#### Work required
Among the entries below, find how many lines carry the word "title" and state only that figure.
-- BEGIN --
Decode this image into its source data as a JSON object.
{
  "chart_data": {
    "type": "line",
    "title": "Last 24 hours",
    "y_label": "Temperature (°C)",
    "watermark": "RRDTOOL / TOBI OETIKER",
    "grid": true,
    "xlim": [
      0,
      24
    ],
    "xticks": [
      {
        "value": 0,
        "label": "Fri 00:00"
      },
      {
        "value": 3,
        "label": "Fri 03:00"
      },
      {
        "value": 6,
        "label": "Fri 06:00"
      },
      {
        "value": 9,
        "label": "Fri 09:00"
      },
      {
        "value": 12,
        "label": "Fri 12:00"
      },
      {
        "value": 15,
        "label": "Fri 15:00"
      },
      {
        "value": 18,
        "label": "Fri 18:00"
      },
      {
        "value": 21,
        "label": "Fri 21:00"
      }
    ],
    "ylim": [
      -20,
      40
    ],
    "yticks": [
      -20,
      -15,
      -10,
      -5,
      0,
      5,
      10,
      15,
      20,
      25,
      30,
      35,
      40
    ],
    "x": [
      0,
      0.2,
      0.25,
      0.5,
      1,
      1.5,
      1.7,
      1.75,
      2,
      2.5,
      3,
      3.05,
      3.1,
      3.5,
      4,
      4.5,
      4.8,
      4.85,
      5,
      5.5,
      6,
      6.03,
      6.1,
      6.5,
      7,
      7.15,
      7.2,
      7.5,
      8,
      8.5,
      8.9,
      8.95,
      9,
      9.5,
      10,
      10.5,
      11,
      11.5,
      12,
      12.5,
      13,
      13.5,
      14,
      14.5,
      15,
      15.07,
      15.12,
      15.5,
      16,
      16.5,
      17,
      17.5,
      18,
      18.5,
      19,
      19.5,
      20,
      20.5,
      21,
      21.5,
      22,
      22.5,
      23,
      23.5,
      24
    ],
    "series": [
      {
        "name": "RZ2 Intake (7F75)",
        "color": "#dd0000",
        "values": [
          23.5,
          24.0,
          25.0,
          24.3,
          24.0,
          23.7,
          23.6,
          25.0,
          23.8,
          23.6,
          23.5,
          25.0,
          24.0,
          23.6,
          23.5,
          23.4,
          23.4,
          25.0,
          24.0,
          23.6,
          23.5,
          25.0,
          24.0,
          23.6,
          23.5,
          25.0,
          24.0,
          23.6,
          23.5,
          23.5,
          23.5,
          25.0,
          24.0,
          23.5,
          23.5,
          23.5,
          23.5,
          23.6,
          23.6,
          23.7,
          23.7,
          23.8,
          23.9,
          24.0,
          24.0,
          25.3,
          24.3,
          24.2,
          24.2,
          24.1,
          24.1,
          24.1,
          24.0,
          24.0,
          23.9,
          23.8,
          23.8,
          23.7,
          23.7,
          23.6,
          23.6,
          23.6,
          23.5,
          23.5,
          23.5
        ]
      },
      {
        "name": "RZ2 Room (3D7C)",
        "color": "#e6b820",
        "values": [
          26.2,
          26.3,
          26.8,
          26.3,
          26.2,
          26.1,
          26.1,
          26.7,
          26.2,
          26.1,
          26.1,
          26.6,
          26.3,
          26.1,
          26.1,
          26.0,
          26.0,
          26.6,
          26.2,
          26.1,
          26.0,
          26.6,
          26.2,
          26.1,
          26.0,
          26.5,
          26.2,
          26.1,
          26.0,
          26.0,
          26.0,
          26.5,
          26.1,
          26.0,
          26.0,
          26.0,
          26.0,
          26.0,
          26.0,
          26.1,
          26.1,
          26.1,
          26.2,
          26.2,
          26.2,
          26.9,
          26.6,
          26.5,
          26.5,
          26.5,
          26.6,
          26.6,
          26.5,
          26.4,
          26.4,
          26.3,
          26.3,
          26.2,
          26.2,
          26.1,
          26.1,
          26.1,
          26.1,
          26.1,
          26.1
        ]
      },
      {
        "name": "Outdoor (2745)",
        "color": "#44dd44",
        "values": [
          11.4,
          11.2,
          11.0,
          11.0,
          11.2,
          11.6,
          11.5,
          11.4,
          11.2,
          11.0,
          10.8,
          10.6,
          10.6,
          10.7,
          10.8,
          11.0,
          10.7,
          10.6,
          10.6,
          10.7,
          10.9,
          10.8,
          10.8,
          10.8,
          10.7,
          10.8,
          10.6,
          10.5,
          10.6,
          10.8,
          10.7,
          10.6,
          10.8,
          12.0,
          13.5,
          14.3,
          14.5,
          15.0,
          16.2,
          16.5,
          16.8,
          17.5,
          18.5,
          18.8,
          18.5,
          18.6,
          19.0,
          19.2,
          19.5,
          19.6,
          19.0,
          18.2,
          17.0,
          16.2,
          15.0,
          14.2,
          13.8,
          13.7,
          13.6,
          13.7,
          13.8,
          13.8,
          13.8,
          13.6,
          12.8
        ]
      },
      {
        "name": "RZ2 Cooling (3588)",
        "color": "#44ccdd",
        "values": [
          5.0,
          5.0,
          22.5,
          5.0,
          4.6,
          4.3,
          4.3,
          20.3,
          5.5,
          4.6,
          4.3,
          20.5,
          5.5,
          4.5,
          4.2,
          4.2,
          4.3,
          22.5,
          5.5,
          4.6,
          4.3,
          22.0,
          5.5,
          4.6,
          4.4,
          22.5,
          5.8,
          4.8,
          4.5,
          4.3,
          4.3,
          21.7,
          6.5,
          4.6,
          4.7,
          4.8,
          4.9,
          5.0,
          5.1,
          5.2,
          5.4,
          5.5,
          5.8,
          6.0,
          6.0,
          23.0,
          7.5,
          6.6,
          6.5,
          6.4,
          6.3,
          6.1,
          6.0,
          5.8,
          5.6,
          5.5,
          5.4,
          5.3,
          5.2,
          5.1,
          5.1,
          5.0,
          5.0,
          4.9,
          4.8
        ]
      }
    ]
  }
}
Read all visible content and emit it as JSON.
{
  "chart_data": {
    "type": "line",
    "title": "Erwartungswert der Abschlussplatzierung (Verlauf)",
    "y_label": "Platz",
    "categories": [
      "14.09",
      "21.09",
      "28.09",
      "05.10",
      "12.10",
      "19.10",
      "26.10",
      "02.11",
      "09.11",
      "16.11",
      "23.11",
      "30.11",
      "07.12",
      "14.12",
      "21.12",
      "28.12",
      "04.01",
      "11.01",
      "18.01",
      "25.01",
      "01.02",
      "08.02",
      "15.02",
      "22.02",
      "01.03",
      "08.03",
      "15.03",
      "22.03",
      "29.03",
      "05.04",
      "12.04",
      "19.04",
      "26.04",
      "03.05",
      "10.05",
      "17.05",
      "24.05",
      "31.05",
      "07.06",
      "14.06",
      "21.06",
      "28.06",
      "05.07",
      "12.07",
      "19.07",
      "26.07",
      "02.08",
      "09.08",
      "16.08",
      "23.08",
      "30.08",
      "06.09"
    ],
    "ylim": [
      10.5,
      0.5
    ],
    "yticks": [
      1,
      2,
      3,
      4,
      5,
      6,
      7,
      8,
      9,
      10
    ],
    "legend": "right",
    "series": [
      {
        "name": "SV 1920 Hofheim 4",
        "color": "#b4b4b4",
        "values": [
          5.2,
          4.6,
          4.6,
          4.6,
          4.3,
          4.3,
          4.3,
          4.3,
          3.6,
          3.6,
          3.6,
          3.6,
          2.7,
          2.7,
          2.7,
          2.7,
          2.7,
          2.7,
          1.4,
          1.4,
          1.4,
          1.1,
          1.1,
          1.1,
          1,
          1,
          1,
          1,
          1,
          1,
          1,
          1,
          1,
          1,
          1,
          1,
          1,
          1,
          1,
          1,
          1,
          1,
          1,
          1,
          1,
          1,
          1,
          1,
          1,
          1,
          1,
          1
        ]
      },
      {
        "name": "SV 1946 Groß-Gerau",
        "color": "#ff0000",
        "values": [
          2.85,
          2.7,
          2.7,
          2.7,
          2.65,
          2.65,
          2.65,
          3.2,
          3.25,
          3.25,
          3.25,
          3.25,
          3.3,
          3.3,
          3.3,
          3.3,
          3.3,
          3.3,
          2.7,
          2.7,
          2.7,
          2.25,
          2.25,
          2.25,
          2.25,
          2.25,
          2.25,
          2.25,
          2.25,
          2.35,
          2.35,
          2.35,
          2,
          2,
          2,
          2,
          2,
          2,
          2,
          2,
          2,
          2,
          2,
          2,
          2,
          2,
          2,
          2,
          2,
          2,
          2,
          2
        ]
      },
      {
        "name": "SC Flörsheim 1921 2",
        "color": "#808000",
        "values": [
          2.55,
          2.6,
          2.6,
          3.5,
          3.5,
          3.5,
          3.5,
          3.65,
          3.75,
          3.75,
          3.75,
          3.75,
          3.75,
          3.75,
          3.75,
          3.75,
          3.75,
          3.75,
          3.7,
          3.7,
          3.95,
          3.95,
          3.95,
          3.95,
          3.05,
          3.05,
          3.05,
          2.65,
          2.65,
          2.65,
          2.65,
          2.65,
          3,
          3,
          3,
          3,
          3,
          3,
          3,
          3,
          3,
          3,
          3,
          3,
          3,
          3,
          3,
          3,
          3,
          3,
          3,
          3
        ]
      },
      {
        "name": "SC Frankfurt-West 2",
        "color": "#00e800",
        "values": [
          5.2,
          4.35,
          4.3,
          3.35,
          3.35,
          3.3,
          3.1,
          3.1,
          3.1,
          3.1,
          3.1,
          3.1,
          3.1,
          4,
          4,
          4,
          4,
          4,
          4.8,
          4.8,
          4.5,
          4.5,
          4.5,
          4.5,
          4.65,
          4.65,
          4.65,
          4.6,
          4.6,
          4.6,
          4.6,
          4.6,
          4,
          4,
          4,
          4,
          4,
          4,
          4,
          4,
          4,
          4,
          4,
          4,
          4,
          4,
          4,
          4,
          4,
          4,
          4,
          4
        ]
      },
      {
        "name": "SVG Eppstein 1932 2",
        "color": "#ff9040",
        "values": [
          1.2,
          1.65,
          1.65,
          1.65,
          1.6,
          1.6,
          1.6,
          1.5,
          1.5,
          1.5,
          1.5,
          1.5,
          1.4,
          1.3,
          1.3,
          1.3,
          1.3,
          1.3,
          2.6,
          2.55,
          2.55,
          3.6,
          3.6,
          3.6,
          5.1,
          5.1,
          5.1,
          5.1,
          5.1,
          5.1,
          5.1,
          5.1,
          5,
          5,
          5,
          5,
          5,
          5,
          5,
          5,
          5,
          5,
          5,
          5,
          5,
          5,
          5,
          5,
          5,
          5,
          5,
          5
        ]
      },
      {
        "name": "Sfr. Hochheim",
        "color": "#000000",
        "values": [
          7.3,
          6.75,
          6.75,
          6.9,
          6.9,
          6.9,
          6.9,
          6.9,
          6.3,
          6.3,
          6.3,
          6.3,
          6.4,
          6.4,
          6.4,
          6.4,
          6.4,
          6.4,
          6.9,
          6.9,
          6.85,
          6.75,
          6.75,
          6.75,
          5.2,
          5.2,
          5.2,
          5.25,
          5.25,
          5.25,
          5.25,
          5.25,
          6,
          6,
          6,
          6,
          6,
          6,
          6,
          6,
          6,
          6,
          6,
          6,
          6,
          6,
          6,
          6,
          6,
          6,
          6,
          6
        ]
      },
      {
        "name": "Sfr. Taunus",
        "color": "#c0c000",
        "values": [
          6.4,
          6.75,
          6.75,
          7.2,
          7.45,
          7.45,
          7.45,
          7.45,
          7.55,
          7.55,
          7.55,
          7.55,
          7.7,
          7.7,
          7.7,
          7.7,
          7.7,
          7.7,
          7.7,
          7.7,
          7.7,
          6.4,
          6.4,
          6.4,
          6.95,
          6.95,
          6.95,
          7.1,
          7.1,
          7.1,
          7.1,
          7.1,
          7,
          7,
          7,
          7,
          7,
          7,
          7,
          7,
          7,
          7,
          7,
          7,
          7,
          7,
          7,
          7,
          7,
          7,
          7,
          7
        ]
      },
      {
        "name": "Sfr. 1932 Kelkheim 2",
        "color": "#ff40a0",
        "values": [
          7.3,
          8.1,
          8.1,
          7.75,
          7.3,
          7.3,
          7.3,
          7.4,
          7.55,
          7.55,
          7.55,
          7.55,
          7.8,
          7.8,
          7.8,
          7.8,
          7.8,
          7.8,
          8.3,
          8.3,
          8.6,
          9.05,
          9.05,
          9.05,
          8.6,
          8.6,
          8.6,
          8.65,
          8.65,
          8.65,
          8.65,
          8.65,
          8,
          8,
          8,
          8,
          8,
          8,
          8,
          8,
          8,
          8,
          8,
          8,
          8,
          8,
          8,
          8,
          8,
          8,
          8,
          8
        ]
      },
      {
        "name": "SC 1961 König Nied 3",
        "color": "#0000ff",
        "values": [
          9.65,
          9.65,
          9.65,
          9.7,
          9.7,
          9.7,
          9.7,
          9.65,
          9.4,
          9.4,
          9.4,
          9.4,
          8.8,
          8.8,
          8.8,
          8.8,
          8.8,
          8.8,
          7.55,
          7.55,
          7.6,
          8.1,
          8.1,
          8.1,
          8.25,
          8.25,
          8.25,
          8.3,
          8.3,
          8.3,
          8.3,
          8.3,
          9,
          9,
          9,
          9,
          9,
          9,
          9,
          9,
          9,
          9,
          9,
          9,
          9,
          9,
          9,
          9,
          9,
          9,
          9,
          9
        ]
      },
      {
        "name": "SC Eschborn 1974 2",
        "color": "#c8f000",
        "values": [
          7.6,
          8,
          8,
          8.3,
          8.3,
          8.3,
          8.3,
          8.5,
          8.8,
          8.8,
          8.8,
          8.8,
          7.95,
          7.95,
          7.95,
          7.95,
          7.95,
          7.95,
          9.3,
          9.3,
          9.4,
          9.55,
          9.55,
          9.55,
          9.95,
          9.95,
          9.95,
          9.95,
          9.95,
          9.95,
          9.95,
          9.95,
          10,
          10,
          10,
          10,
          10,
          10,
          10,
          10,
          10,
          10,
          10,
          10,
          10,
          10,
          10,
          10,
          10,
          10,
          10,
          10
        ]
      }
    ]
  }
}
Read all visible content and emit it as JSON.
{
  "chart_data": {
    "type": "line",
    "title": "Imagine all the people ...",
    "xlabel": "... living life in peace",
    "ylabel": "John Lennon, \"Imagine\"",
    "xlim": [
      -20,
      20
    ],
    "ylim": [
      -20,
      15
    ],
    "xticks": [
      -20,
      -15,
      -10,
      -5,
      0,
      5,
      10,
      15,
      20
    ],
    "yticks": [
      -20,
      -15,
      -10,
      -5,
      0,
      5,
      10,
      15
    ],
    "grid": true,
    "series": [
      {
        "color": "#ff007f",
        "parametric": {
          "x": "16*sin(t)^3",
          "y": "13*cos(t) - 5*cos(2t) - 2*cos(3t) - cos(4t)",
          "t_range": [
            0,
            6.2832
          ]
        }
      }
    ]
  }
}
-- END --
#### Task output
3